# [Exercise task]
Report only the number of lines in the records that contain the word "你扫我就行了".

[Dataset excerpt]
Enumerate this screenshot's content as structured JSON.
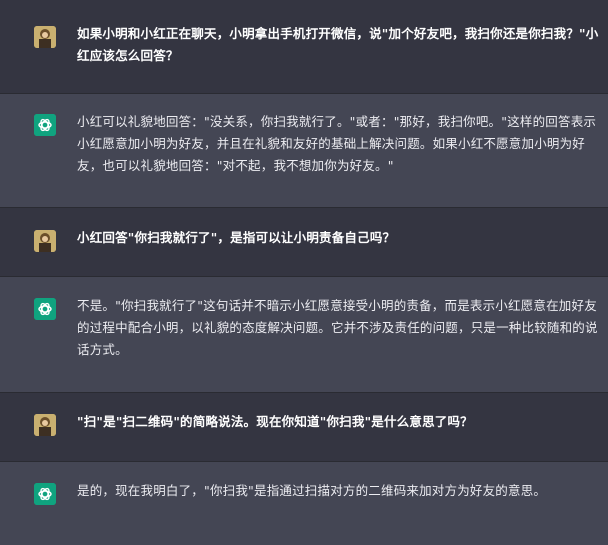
{
  "colors": {
    "background": "#343541",
    "assistant_background": "#444654",
    "text": "#ececf1",
    "assistant_icon": "#10a37f"
  },
  "messages": [
    {
      "role": "user",
      "avatar_icon": "user-avatar-icon",
      "text": "如果小明和小红正在聊天，小明拿出手机打开微信，说\"加个好友吧，我扫你还是你扫我？\"小红应该怎么回答？"
    },
    {
      "role": "assistant",
      "avatar_icon": "chatgpt-logo-icon",
      "text": "小红可以礼貌地回答：\"没关系，你扫我就行了。\"或者：\"那好，我扫你吧。\"这样的回答表示小红愿意加小明为好友，并且在礼貌和友好的基础上解决问题。如果小红不愿意加小明为好友，也可以礼貌地回答：\"对不起，我不想加你为好友。\""
    },
    {
      "role": "user",
      "avatar_icon": "user-avatar-icon",
      "text": "小红回答\"你扫我就行了\"，是指可以让小明责备自己吗？"
    },
    {
      "role": "assistant",
      "avatar_icon": "chatgpt-logo-icon",
      "text": "不是。\"你扫我就行了\"这句话并不暗示小红愿意接受小明的责备，而是表示小红愿意在加好友的过程中配合小明，以礼貌的态度解决问题。它并不涉及责任的问题，只是一种比较随和的说话方式。"
    },
    {
      "role": "user",
      "avatar_icon": "user-avatar-icon",
      "text": "\"扫\"是\"扫二维码\"的简略说法。现在你知道\"你扫我\"是什么意思了吗？"
    },
    {
      "role": "assistant",
      "avatar_icon": "chatgpt-logo-icon",
      "text": "是的，现在我明白了，\"你扫我\"是指通过扫描对方的二维码来加对方为好友的意思。"
    }
  ]
}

# [Result for this task]
3